## Goal A
In the fabric roads tutorial, what size square is cut first to make an intersection?
## Goal B
Write the next part of the fabric roads tutorial, picking up after its final sentence.

## Document passage
....................

I’m Polly from Helping Little Hands. I’m a stay-at-home mom, temporarily turned substitute teacher, and I like to do crafts in my spare time…especially if it’s something fun for my kids (ages 5, 2 1/2, and 11 months) and/or is inexpensive since the Hubby is finishing up school. I’m here today to share with you these DIY Fabric Roads!

Fun Fabric Roads - Super easy tutorial!
They’re perfect for the little one in your life.  I thought of making these over a year ago after watching my then 18-month-old son get frustrated with toy train tracks, hot wheels tracks, or pretty much every other “road” that has to snap or hook together in some way.  These are perfect for those little ones that LOVE cars, but have a hard time hooking all that stuff together…and now that my son is older, he still loves these fabric roads that can be taken anywhere and used on pretty much any surface…even on Daddy!
Initially, last Christmas I just made him straight roads.
But this morning when my son woke up to intersections…
Fun Fabric Roads
…and a PARKING LOT, he almost thought it was Christmas all over again!
Fabric Road Parking Lot
The best part about these DIY fabric roads is that they’re easy to make, and there are lots of options for making them even easier than I did.
Black Fabric (1 yard can make a pretty good set.)
white thread
yellow thread
sewing machine is helpful, but optional depending on what kind of fabric you choose
scissors or rotary mat
I chose to use stretch denim, but only because it was on clearance at Jo-Anns for 1 or 2 dollars a yard.  The ideal fabric would be a little heavy (like denim, upholstry fabric, etc) and not have any stretch to it.  Old jeans would work great too and make the project almost free.  My goal was to make these cheap, so if I hadn’t found the denim on clearance, my plan had been to use flannel (because it was on sale for $1.50 /yd at the time.)  If you want an option with no machine sewing, felt could also work, although they might not last as long if your kid is hard on toys since it can be stretched out of shape.
Straight Roads
I made my roads 5 inches wide.  This seems to be a good width to fit the typical size of matchbox cars.  Some of the straight roads are 36 inches long and some are 18 inches long.  Personally, I like the 18-inch long roads the best.  (Sorry no picture here…but this is the easiest one.)
For the intersections, I started by cutting a 9-inch by 9-inch square piece of fabric. 
Then cut 2-inch by 2-inch squares off each corner. 
This leaves road parts to be 5 inches.
Curved Roads
I cut a 9-inch by 9-inch square piece. 
Then used a dinner plate to make the outside curve. 
Then I used the edges I’d already cut to guide me in cutting the other side so that the road is 5 inches wide all along it.  These were the trickiest to cut, so you might try them last.
Parking Lot
I sent some of these to my nephew a year ago when I made them for my son, and when I was talking to my sister about the new pieces I was making, she told me that the best extension to a set would be a parking lot.  How right she was!  Every boy I know who’s into cars loves to drive them and then line them up in neat rows.  The parking lot can be any size you want. 
I made mine 9-inches by 13-inches because that’s what the pieces I had left worked out to be. 9×12 would probably have been better because then it would work out more even for the parking spaces.  The lines for the parking spaces are spaced 2 inches apart and 3 inches long.
Now on to the sewing!
Once I cut my pieces, I used black thread to make a fairly wide zigzag stitch to sew around each of the edges.

....................

## Entries supplied
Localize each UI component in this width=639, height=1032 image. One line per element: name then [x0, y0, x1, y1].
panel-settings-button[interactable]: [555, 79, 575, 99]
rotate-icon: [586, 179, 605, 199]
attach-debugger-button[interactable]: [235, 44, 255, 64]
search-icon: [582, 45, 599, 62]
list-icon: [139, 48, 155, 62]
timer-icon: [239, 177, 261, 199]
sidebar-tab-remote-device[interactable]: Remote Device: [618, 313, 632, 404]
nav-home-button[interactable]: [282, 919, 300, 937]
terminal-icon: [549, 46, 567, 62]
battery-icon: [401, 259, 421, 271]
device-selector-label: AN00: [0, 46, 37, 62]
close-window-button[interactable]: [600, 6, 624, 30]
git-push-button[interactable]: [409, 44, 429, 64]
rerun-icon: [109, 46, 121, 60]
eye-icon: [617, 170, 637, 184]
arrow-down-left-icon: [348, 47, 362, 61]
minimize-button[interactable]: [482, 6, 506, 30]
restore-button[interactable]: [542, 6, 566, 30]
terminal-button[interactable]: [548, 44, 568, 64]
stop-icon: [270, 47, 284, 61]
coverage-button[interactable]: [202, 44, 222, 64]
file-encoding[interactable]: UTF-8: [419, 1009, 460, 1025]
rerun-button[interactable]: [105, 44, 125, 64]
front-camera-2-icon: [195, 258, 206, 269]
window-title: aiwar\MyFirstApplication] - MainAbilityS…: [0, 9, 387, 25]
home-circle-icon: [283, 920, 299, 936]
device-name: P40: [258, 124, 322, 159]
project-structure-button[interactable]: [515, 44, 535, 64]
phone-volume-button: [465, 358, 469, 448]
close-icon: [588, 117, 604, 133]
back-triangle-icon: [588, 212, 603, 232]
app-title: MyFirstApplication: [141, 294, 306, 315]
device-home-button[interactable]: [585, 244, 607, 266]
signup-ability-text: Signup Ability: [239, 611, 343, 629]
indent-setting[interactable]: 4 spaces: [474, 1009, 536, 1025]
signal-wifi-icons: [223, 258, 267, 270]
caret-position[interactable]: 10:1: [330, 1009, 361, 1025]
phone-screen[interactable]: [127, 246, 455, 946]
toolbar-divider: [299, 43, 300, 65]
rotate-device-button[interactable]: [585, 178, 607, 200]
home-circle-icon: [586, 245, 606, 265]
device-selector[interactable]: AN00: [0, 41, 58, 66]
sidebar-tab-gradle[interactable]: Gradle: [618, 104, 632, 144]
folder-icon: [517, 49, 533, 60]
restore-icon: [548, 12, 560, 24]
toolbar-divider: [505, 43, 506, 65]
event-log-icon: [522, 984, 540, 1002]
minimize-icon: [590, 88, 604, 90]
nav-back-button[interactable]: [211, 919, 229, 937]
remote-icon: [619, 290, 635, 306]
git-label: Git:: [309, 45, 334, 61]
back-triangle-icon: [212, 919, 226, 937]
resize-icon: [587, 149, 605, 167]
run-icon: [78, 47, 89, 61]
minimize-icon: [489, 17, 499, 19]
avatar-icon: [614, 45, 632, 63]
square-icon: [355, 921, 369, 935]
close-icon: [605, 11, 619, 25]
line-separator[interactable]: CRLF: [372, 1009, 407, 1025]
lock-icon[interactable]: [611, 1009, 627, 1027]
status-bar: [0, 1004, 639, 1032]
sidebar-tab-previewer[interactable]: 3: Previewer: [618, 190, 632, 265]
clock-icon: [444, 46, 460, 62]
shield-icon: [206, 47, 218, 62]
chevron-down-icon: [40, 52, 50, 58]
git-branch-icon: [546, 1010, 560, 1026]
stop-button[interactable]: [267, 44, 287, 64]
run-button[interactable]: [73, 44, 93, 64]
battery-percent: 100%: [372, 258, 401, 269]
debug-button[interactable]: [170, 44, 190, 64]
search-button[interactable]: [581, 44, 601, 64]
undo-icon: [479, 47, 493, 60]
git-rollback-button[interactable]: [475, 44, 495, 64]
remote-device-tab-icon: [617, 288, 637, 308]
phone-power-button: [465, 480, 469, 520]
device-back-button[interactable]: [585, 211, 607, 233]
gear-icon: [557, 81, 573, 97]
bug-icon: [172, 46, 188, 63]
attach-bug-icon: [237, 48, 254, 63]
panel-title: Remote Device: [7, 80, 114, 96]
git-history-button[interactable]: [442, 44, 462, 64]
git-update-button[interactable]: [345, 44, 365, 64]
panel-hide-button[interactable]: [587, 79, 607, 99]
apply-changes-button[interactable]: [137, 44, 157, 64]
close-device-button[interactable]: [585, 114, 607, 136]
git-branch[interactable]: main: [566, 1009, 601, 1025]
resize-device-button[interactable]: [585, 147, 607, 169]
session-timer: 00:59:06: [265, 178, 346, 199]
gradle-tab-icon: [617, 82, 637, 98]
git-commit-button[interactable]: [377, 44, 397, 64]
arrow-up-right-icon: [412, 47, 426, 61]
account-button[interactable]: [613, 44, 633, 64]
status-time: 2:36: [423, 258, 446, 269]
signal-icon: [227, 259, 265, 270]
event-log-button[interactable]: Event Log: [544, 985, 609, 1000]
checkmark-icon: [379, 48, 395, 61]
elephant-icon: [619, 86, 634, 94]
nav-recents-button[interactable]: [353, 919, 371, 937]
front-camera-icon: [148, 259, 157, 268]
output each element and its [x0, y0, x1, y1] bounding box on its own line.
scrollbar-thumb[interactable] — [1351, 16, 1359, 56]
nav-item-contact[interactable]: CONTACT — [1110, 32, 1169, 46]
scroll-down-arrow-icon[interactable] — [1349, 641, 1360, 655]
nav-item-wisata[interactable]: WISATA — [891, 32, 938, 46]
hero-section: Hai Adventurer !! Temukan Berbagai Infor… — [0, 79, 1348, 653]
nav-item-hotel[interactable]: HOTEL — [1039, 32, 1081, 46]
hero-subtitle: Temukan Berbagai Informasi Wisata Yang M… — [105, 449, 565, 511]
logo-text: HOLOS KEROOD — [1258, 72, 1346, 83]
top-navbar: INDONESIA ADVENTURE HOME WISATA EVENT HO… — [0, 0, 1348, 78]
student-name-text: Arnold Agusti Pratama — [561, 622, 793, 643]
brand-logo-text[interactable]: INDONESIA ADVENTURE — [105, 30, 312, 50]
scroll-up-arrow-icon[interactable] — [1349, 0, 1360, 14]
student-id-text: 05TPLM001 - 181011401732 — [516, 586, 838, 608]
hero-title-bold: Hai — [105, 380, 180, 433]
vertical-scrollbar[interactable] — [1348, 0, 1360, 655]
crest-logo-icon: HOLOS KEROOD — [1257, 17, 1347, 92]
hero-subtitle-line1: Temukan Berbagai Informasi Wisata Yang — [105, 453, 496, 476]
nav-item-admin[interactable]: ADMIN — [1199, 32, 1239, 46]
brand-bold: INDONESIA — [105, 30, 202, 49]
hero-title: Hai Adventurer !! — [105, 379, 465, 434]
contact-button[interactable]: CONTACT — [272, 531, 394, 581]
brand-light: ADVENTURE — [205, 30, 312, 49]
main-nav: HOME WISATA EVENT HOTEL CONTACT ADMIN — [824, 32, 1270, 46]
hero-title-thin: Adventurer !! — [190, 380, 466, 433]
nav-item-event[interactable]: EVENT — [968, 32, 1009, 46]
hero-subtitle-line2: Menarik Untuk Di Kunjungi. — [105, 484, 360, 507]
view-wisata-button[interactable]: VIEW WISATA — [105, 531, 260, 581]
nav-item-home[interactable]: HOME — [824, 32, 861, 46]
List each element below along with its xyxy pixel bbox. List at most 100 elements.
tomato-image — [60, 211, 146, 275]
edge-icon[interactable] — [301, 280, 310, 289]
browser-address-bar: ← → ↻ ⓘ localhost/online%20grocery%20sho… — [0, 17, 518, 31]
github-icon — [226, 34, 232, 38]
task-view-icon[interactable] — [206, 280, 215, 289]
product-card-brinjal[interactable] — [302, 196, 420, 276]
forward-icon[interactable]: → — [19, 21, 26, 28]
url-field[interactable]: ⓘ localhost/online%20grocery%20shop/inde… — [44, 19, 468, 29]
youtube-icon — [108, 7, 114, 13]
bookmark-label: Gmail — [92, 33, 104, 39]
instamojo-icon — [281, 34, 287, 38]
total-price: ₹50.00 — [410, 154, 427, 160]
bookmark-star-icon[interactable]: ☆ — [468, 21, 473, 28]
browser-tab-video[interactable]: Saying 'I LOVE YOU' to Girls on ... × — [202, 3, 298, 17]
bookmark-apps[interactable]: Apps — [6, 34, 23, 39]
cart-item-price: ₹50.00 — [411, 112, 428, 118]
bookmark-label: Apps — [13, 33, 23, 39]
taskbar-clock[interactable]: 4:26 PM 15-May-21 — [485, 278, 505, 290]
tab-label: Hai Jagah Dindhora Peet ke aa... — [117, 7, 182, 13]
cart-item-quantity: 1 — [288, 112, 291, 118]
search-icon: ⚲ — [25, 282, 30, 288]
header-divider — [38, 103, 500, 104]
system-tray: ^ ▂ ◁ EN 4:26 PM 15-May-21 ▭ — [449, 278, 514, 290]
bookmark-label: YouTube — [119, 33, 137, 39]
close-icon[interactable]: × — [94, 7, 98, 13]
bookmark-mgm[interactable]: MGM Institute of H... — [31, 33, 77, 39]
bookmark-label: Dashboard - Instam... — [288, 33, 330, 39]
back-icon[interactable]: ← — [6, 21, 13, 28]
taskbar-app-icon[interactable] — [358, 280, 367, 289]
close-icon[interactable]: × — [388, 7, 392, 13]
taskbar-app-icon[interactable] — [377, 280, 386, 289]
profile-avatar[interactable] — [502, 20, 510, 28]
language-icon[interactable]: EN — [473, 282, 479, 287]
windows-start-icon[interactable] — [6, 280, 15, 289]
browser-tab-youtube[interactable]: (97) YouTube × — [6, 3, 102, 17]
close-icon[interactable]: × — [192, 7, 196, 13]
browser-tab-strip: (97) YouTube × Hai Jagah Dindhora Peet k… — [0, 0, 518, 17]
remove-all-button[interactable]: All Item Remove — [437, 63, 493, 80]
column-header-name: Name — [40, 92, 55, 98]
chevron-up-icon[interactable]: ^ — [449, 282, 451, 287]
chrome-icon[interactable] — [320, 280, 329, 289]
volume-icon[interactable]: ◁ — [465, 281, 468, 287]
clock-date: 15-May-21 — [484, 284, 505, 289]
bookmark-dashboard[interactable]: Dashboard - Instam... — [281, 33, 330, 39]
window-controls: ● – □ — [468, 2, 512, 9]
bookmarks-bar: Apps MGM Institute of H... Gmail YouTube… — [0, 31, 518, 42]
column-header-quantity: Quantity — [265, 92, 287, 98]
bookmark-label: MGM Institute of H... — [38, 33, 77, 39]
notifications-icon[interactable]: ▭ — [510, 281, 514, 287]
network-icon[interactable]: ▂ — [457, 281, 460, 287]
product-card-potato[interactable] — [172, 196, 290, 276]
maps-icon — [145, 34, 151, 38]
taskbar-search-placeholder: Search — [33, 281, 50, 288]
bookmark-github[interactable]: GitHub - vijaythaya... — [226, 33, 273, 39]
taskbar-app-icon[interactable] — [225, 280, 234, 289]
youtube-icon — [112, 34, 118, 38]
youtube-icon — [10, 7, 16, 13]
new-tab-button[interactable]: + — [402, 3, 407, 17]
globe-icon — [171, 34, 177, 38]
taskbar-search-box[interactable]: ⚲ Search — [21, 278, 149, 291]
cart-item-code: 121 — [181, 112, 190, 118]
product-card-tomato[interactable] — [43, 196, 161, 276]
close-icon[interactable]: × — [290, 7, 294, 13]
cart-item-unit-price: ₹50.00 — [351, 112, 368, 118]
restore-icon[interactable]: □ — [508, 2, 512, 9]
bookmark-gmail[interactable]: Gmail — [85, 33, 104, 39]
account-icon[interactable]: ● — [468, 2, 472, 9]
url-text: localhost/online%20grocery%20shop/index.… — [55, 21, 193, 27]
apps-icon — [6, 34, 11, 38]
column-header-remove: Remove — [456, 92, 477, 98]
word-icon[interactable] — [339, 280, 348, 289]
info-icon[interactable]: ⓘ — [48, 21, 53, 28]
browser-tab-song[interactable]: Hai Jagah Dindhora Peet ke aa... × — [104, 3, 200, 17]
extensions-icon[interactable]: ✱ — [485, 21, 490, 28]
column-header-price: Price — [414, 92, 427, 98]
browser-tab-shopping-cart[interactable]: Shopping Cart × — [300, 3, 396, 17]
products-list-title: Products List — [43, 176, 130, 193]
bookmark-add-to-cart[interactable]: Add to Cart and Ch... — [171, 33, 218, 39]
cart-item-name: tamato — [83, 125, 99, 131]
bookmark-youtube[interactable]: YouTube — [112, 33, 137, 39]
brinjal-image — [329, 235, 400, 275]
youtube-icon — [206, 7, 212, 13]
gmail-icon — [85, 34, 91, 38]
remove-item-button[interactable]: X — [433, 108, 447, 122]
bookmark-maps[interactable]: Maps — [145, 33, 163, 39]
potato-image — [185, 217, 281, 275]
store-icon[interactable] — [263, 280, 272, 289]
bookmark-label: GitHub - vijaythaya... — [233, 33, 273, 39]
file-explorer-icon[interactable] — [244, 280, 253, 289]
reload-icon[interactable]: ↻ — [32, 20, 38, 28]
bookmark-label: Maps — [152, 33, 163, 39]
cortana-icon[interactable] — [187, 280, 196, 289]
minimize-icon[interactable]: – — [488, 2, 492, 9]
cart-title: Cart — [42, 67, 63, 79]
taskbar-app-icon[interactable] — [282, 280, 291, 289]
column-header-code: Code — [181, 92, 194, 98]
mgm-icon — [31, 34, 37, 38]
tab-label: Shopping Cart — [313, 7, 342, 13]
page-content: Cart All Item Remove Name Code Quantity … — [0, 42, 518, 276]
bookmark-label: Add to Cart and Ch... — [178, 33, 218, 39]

....................

## Task response A
A 9-inch by 9-inch square.

## Task response B
I kept the stitch length pretty short because the fabric I was working with tended to unravel fairly easily. 
If you have a serger, that would work even better.  This will keep the edges from unraveling and getting frayed. 
When you’re ready to sew the lines, you’ll want to start by marking the middle of the fabric to help keep your lines straight.  I just used a regular pencil and my quilting ruler.

To make the traffic lines:

Use a zigzag stitch on your sewing machine with a VERY short stitch length.  You may want to experiment on a scrap to see what width and length of stitch works best for your sewing machine and fabric.  To avoid getting the stitching too bulky when I stopped and started my stitching, I went back and forth with a straight stitch to secure the thread and then sewed my line.  If you’re just sewing a dashed line, you’ll want to go straight down the middle. 
If you’re going to make a double solid line or a solid and dashed line, you’ll want to work just off to the side, and then use your first stitching line to guide the second line. 
I used a mix of solid and dashed lines for variety and because I found the solid lines easier…but they look kind of boring if that’s all you use.
When I made the dashed lines, I made sure to secure the thread by going forward and back with a small straight stitch off to the side each time.  To keep the lengths of the dashes approximately the same, I kept an eye on where the lines were in relation to the foot.  When I could just see the first part of the dash coming out the back of my presser foot like this:
I would secure the stitches and then move the fabric forward until I could just see the beginning of the blank space at the back of my presser foot like this:
And then repeat until you’re finished!
Just BEWARE!  Traffic at your house might get pretty congested!
  • If you prefer to sew by hand, you could easily make the traffic lines with embroidery thread instead.


  • If you don’t like to sew at all…you could make the traffic lines with fabric or puffy paint.


  • You could use felt as the fabric if you don’t want to zigzag the edges.


  • If you want an even cleaner look for the edges, you could use a narrow hem instead of a zigzag stitch.
The possibilities are really endless!  If anyone makes these denim fabric roads, I’d love to hear about it, and if you have any questions about the details you can email me at polly.helping.little.hands (at) gmail (dot) com.

I’ve got a lot of fun tutorials at Helping Little Hands. We’re just finishing up our Felt Food Cook-Along with more than 25 tutorials for different felt foods.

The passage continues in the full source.